* _RECORDS TO PROCESS_:
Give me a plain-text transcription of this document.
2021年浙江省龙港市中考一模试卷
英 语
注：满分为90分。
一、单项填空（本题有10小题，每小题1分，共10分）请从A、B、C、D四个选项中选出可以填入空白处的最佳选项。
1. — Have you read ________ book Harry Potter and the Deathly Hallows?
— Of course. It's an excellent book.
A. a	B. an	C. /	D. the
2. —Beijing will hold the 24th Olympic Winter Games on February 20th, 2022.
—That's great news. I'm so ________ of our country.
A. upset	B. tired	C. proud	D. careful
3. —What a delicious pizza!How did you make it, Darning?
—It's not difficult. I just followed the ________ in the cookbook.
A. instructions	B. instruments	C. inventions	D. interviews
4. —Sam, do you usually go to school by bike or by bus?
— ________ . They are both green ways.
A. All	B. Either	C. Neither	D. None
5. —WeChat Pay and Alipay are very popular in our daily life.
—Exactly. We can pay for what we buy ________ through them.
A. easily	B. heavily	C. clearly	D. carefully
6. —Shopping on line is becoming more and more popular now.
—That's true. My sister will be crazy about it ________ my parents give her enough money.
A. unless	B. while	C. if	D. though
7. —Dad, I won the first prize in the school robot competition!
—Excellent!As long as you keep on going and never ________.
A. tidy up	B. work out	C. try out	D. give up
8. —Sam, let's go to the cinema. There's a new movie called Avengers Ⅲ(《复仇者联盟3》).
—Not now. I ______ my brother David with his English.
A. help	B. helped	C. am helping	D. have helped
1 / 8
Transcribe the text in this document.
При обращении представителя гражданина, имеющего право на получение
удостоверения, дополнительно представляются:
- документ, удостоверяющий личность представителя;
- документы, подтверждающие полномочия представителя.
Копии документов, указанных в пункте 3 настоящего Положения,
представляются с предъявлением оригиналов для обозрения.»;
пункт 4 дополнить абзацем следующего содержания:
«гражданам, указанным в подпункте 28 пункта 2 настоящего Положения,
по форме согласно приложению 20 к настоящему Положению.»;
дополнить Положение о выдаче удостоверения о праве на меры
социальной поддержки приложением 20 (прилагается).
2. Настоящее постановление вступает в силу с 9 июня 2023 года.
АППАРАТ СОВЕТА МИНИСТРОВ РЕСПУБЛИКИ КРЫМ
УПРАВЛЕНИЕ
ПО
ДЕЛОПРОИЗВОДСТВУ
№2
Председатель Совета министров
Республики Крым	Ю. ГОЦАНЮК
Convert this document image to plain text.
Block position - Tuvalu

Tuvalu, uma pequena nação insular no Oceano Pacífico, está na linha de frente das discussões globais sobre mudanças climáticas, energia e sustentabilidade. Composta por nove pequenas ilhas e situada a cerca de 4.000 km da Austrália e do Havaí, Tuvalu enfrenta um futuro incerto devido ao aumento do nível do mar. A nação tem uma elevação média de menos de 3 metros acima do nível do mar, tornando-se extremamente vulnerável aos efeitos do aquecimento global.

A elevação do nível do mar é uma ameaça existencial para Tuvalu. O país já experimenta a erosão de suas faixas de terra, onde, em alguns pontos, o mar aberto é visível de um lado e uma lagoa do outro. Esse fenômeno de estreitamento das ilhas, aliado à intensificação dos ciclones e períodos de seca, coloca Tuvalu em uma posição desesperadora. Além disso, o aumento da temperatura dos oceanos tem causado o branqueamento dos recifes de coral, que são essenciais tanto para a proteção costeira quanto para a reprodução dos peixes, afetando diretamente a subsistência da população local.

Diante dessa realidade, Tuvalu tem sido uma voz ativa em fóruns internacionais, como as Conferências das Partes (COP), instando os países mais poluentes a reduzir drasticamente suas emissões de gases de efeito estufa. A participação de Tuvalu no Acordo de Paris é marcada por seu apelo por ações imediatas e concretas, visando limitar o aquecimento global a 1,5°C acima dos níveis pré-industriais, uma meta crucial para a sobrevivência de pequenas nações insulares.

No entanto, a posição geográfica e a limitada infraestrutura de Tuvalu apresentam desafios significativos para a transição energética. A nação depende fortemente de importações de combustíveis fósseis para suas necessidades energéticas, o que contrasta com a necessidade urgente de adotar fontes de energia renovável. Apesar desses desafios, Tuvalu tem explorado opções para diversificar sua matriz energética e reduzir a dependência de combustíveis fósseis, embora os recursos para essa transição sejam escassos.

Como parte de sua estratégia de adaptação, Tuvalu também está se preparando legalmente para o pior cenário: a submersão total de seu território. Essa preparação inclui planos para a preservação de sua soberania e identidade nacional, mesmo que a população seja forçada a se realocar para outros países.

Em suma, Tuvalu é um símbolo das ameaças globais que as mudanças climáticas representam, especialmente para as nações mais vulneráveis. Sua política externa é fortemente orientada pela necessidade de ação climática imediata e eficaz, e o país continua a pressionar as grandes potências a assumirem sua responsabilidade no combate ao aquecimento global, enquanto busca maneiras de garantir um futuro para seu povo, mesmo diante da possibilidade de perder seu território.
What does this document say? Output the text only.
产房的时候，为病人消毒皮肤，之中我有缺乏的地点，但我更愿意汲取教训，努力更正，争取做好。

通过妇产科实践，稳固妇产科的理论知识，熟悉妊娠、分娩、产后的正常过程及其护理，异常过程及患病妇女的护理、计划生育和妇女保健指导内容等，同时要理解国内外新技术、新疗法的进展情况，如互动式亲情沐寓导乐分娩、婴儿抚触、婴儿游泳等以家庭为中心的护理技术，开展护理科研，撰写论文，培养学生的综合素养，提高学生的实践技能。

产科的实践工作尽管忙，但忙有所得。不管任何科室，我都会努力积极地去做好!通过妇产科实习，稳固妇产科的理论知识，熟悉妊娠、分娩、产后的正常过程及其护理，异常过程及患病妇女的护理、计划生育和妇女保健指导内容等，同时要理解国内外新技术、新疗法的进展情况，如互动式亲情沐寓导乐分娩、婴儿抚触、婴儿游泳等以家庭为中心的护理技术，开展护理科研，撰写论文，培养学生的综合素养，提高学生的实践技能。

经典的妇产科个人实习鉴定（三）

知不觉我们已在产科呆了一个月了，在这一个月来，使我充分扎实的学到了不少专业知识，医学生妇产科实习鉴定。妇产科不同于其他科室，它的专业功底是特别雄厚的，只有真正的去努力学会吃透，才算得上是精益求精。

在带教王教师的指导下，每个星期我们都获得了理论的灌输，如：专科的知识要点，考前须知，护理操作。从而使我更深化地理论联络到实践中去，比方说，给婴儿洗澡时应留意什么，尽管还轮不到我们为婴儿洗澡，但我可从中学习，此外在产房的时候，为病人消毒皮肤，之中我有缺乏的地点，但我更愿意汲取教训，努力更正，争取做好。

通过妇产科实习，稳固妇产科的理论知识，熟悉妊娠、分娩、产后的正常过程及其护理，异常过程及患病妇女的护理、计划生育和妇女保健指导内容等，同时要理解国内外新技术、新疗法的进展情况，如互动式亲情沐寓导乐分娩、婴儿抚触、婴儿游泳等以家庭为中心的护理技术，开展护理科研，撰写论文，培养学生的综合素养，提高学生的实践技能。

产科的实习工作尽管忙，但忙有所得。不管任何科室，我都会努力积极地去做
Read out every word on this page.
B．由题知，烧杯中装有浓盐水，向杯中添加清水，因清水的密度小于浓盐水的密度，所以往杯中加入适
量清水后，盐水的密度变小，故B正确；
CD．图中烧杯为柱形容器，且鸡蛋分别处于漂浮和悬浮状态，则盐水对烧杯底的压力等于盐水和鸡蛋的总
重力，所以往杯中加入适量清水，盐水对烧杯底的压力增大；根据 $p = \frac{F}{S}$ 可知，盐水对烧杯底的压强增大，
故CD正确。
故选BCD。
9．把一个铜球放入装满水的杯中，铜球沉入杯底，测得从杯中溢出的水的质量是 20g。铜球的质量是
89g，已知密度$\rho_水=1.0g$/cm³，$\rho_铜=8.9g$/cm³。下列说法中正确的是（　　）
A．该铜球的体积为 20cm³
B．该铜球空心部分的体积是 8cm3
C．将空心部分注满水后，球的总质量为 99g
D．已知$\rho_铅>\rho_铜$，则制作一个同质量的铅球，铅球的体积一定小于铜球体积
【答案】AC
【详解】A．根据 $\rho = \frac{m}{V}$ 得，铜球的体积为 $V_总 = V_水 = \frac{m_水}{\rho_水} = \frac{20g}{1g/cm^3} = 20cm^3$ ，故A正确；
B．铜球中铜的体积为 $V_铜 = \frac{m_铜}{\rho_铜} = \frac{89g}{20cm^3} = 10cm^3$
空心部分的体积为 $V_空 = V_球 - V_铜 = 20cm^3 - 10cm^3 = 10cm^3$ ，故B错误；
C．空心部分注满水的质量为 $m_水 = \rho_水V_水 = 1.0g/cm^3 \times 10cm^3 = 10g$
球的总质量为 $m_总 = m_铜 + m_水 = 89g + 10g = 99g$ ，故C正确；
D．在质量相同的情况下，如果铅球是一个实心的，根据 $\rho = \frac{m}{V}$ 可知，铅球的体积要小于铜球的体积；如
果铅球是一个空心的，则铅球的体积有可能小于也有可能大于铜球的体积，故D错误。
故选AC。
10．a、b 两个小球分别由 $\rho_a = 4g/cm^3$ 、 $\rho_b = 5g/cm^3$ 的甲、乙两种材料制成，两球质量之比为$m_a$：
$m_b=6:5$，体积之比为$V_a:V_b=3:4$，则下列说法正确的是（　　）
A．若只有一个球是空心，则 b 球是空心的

* _AIM OF THE TASK_: State, as a number only, how many lines in the entries include "婴儿游泳等以家庭为中心的护理技术".

* _SOLUTION TO THIS TASK_: 3